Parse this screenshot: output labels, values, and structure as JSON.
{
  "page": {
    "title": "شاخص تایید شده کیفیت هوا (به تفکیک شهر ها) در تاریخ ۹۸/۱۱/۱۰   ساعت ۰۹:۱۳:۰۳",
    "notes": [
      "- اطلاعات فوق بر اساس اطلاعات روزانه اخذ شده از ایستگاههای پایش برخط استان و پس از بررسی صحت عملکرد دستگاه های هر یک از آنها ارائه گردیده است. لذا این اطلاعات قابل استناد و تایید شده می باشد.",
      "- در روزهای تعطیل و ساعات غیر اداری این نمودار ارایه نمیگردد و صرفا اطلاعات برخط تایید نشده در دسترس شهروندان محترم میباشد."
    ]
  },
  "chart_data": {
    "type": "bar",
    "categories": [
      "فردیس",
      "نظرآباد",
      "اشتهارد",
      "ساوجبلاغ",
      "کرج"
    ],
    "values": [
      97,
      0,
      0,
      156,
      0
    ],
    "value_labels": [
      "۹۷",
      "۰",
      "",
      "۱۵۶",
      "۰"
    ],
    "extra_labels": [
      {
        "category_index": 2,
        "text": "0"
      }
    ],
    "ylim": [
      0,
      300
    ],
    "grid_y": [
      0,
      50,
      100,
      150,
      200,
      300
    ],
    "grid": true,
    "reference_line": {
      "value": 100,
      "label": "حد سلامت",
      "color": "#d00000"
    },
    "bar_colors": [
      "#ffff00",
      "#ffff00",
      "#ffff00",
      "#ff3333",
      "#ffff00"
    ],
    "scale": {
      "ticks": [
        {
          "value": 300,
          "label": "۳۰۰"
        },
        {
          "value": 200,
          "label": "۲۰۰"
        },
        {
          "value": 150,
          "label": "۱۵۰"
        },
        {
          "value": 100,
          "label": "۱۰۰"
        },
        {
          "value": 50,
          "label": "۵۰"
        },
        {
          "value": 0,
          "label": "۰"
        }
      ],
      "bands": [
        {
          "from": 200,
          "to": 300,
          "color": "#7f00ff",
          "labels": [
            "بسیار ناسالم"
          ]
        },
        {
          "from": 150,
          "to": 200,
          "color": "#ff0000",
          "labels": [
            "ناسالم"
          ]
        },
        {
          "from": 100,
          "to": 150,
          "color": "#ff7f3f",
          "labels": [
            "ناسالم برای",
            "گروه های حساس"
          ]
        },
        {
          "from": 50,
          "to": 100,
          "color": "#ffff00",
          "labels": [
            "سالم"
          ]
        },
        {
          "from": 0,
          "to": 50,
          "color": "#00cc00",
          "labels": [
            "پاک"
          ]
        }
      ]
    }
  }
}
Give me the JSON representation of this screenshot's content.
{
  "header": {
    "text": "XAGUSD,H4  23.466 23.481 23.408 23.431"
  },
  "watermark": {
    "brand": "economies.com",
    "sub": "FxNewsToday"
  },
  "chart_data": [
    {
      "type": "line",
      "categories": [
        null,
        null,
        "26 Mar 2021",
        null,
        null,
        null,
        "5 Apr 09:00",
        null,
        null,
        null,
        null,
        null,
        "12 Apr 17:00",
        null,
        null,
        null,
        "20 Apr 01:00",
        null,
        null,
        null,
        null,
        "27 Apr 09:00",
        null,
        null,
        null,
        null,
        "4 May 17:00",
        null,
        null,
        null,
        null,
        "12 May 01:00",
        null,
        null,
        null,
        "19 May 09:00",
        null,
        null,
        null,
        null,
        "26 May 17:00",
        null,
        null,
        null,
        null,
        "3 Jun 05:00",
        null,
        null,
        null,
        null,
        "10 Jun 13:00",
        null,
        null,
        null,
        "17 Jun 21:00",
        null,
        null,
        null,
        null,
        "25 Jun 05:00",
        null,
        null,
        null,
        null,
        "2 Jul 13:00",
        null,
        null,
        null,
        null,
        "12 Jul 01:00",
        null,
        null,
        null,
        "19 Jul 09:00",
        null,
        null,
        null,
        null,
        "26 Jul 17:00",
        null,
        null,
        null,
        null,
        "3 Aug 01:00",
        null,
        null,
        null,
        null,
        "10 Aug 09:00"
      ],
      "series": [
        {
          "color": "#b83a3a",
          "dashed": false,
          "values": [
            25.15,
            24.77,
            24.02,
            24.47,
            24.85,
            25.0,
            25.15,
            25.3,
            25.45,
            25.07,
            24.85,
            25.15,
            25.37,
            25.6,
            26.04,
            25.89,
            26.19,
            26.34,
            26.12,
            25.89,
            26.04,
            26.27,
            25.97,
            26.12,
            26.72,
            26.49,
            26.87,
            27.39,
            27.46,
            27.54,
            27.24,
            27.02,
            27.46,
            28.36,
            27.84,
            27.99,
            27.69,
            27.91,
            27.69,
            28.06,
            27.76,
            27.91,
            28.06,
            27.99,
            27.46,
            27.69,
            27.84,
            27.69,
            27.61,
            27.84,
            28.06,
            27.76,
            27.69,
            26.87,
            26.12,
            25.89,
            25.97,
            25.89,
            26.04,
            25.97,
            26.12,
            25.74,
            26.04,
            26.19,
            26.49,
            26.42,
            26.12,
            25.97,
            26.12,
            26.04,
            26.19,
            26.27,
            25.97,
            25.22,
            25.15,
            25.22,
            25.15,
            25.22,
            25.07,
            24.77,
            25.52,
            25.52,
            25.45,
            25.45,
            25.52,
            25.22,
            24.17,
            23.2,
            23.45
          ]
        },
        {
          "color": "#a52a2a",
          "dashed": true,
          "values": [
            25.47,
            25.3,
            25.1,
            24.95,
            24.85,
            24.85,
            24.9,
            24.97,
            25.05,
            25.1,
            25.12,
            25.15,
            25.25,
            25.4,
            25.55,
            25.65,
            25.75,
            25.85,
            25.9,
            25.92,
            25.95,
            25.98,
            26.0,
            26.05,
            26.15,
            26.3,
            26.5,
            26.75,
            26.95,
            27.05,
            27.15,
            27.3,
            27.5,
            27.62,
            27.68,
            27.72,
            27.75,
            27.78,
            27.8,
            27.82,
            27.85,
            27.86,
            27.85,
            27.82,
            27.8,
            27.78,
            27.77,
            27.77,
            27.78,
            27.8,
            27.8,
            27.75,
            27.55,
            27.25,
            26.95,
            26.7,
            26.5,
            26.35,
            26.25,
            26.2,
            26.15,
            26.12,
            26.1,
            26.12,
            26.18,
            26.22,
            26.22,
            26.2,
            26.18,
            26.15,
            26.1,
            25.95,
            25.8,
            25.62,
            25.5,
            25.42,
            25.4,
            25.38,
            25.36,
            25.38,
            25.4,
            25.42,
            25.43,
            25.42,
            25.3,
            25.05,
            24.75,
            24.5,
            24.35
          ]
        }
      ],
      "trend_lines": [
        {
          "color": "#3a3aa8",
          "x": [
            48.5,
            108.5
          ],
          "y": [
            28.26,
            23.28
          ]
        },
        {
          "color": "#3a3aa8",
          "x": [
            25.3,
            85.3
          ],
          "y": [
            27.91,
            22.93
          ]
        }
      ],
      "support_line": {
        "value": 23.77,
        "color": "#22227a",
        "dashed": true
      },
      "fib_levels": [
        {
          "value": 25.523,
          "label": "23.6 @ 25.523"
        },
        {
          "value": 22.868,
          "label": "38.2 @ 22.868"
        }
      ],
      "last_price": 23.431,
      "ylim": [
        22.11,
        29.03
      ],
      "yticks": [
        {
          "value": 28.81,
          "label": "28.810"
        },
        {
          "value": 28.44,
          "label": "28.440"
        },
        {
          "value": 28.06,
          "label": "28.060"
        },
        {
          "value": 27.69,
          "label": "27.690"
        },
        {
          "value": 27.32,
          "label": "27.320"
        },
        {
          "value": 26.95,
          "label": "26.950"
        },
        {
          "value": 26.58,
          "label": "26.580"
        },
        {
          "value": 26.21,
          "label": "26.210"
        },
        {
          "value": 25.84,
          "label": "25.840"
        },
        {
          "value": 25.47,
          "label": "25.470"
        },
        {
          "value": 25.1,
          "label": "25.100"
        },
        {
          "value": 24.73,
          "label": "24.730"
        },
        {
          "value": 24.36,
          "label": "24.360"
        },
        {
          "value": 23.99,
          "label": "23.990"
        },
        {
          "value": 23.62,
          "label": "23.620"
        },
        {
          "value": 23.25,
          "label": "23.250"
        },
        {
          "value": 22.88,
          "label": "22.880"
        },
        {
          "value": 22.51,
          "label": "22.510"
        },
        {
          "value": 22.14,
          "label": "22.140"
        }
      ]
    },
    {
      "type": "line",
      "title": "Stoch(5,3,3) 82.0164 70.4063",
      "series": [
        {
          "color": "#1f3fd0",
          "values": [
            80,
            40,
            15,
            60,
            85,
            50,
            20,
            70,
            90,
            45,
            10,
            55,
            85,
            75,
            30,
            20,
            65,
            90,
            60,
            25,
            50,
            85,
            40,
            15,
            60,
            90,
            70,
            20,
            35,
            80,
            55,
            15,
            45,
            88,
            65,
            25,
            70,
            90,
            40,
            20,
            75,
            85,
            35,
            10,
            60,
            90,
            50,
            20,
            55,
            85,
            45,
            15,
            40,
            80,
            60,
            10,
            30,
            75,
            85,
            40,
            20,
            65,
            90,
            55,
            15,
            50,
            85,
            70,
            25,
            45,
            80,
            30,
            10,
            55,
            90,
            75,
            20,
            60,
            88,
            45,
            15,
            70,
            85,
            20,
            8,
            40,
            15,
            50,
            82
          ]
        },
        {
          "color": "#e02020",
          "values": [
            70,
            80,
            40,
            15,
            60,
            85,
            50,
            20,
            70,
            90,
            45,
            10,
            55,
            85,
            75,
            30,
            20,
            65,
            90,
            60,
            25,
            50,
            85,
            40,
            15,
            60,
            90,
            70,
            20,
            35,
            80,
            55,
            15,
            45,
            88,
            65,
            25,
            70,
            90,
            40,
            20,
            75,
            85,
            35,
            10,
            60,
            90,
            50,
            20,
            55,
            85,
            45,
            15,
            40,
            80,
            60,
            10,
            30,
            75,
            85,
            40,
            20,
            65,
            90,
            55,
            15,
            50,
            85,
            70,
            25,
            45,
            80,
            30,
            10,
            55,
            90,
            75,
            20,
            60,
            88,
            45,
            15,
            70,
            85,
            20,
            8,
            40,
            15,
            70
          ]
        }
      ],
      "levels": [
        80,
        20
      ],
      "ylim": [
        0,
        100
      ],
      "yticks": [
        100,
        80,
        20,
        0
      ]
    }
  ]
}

What the task asks
Copy each line of the preceding data that contains the string "text".

Correct answer
        "text": "0"
    "text": "XAGUSD,H4  23.466 23.481 23.408 23.431"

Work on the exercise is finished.